REQUEST → Could you output, unchanged and with nothing else, the rows from the one containing "Decompose this screenshot" through the one containing "bar: [504, 671, 518, 681]", both included?

MATERIAL PROVIDED →

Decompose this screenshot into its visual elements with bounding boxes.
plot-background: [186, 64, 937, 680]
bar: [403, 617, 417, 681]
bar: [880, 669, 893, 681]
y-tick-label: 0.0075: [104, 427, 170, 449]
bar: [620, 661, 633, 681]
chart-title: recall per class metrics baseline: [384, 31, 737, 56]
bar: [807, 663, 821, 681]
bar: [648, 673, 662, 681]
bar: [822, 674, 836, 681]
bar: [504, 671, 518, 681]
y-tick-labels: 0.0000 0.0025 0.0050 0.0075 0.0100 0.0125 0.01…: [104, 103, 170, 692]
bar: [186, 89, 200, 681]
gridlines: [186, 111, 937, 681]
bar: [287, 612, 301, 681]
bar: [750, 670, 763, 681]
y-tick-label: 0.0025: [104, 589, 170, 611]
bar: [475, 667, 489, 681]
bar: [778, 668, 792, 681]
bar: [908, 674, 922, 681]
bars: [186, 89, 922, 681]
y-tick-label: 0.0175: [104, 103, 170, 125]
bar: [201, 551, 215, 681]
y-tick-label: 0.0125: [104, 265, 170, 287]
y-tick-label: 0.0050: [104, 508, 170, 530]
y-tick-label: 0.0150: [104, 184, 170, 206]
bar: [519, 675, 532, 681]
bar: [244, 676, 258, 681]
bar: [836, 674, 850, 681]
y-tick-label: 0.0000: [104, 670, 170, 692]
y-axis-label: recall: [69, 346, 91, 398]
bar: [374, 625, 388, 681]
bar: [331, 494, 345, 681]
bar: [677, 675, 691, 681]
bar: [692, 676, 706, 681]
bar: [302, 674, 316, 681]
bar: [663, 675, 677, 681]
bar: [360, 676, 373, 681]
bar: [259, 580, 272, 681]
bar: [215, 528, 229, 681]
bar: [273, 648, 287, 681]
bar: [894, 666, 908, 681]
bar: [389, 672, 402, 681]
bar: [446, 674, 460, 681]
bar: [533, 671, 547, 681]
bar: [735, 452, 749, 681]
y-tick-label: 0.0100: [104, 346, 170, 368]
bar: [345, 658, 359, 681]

==

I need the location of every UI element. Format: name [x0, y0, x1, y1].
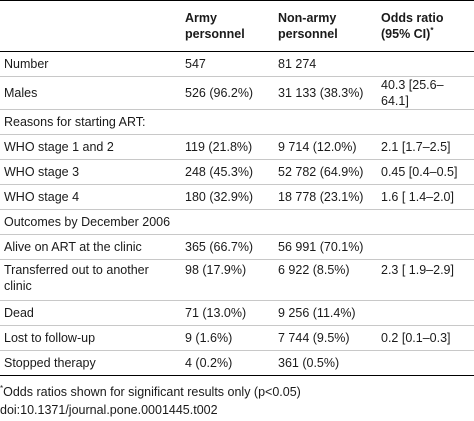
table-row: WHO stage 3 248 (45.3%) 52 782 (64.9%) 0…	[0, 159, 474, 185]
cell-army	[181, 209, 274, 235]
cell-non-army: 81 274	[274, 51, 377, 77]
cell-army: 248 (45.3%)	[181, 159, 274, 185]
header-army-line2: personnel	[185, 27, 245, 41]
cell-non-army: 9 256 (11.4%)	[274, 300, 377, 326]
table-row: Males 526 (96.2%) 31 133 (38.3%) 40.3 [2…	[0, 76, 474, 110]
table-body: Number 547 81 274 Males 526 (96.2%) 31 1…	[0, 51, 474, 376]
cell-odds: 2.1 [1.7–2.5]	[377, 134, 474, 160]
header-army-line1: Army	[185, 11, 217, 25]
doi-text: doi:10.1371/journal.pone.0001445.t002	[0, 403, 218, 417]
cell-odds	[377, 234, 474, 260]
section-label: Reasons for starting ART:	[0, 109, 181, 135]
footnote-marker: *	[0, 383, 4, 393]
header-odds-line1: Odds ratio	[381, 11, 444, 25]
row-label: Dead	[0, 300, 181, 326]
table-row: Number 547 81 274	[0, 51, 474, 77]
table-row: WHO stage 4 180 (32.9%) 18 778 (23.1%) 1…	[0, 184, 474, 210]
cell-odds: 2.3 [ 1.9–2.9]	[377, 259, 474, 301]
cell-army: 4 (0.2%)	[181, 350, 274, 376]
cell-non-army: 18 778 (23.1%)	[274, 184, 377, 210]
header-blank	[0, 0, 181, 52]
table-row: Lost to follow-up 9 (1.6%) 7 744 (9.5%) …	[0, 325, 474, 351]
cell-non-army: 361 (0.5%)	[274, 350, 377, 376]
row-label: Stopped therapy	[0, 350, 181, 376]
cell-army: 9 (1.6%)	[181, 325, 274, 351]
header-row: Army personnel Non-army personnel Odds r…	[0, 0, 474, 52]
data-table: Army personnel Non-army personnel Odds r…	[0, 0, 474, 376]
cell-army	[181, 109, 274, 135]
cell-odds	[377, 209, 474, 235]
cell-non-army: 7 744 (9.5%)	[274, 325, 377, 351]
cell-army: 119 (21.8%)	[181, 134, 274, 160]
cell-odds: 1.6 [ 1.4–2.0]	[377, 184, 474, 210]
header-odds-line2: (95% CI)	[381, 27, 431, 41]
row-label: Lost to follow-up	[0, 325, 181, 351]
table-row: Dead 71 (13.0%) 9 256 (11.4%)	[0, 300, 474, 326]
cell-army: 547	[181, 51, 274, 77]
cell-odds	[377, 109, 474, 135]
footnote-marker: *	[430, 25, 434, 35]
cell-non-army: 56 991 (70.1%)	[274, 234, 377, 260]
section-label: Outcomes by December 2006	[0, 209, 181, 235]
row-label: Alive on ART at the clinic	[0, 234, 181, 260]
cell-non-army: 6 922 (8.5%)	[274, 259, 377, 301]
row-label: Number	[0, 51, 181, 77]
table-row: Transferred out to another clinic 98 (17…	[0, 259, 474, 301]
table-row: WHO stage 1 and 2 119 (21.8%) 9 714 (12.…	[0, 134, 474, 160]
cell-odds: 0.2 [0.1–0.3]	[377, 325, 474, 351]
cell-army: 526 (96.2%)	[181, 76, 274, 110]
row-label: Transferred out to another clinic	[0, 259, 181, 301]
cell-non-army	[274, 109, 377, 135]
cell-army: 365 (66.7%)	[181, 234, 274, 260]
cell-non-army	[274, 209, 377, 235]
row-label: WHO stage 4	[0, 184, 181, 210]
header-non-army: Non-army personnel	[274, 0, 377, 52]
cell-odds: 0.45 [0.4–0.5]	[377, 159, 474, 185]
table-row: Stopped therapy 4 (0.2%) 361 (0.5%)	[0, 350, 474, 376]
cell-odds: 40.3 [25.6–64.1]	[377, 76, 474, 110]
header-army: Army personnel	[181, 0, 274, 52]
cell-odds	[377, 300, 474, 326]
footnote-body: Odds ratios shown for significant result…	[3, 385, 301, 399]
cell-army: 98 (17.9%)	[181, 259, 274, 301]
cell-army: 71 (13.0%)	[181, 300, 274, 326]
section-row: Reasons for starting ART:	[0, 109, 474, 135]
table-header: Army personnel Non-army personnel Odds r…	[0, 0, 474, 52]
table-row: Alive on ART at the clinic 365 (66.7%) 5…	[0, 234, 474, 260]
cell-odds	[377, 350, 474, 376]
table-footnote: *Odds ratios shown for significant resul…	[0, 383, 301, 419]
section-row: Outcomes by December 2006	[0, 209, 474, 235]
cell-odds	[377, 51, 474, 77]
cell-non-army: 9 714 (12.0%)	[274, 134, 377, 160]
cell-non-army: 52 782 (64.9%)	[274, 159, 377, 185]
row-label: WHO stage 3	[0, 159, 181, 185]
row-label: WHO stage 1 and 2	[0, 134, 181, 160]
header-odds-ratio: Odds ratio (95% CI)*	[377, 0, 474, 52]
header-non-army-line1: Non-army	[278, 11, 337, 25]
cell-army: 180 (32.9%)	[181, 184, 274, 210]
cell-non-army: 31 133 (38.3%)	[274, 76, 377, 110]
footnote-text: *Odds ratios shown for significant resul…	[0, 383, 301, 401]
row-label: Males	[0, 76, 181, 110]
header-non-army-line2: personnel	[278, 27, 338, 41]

SOLUTION TO THIS EXERCISE →
Decompose this screenshot into its visual elements with bounding boxes.
plot-background: [186, 64, 937, 680]
bar: [403, 617, 417, 681]
bar: [880, 669, 893, 681]
y-tick-label: 0.0075: [104, 427, 170, 449]
bar: [620, 661, 633, 681]
chart-title: recall per class metrics baseline: [384, 31, 737, 56]
bar: [807, 663, 821, 681]
bar: [648, 673, 662, 681]
bar: [822, 674, 836, 681]
bar: [504, 671, 518, 681]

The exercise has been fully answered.